TASK REQUIREMENTS
Each line from the one that contains "OCR this image." to the end of the material must be set down exactly, and no line before it.
[START]
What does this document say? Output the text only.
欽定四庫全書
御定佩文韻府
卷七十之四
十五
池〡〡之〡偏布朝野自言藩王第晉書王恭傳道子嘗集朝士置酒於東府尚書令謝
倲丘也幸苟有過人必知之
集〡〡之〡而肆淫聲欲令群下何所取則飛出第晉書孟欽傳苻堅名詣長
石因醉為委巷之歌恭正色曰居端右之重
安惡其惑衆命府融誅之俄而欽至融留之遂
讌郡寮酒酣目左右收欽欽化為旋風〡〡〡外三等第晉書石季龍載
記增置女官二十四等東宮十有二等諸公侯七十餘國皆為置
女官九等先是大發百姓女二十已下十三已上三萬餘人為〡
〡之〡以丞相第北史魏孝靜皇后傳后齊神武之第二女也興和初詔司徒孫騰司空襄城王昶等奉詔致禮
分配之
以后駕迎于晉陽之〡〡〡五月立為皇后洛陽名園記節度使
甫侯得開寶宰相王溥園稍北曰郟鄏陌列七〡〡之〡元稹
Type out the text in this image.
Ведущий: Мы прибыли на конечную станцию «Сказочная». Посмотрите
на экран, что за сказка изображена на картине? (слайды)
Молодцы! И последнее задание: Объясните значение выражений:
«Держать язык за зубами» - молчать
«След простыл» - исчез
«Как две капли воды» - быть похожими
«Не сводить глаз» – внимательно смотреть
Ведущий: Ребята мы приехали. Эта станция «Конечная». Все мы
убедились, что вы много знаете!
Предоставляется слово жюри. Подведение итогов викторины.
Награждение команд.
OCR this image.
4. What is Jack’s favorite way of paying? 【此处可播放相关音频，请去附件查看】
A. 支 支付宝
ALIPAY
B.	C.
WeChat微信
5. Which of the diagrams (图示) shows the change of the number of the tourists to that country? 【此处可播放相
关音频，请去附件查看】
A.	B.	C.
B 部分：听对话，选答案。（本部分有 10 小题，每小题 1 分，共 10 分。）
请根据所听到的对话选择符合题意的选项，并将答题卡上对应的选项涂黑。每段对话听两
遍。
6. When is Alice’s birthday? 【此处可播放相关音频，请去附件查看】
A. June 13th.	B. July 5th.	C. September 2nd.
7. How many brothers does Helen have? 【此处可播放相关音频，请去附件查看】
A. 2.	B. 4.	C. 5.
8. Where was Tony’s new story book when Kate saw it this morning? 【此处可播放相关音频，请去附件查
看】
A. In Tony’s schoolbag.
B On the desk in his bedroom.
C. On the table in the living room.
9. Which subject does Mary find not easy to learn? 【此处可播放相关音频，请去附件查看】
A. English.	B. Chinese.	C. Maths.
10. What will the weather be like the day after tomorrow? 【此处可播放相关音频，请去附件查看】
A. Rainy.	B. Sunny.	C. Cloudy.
[END]
OUTPUT FOR THIS TASK
OCR this image.
4. What is Jack’s favorite way of paying? 【此处可播放相关音频，请去附件查看】
A. 支 支付宝
ALIPAY
B.	C.
WeChat微信
5. Which of the diagrams (图示) shows the change of the number of the tourists to that country? 【此处可播放相
关音频，请去附件查看】
A.	B.	C.
B 部分：听对话，选答案。（本部分有 10 小题，每小题 1 分，共 10 分。）
请根据所听到的对话选择符合题意的选项，并将答题卡上对应的选项涂黑。每段对话听两
遍。
6. When is Alice’s birthday? 【此处可播放相关音频，请去附件查看】
A. June 13th.	B. July 5th.	C. September 2nd.
7. How many brothers does Helen have? 【此处可播放相关音频，请去附件查看】
A. 2.	B. 4.	C. 5.
8. Where was Tony’s new story book when Kate saw it this morning? 【此处可播放相关音频，请去附件查
看】
A. In Tony’s schoolbag.
B On the desk in his bedroom.
C. On the table in the living room.
9. Which subject does Mary find not easy to learn? 【此处可播放相关音频，请去附件查看】
A. English.	B. Chinese.	C. Maths.
10. What will the weather be like the day after tomorrow? 【此处可播放相关音频，请去附件查看】
A. Rainy.	B. Sunny.	C. Cloudy.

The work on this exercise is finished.